Records from a collection
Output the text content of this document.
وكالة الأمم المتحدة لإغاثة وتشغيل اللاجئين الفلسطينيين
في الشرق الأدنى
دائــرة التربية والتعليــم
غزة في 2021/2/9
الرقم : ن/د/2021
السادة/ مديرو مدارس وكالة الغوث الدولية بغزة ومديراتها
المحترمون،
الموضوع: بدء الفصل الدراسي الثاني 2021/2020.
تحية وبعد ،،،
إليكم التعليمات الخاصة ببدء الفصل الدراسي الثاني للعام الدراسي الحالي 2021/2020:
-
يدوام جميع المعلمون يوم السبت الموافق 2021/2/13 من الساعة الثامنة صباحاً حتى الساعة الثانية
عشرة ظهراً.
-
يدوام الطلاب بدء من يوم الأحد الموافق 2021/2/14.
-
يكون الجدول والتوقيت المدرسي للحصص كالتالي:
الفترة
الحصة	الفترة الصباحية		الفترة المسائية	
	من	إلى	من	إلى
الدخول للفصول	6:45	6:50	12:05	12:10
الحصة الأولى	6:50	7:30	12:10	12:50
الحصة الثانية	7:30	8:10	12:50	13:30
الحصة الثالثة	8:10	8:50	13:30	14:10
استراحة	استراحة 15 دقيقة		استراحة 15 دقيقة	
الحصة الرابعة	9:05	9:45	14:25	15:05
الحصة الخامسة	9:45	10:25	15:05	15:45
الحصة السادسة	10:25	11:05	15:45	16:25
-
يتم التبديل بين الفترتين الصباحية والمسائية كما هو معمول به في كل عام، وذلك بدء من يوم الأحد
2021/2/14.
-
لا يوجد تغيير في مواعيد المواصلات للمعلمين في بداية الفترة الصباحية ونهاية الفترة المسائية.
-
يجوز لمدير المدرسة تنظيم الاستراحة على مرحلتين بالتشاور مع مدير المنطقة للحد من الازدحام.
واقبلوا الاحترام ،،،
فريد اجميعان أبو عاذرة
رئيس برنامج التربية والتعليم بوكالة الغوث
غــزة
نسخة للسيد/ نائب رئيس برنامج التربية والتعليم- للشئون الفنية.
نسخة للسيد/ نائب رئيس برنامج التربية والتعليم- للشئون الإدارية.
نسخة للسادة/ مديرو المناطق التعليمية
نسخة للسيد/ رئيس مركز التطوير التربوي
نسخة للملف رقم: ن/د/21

*Your objective*. Search the data above for the string "رئيس" and copy each line that has it.

*Answer to this problem*.
رئيس برنامج التربية والتعليم بوكالة الغوث
نسخة للسيد/ نائب رئيس برنامج التربية والتعليم- للشئون الفنية.
نسخة للسيد/ نائب رئيس برنامج التربية والتعليم- للشئون الإدارية.
نسخة للسيد/ رئيس مركز التطوير التربوي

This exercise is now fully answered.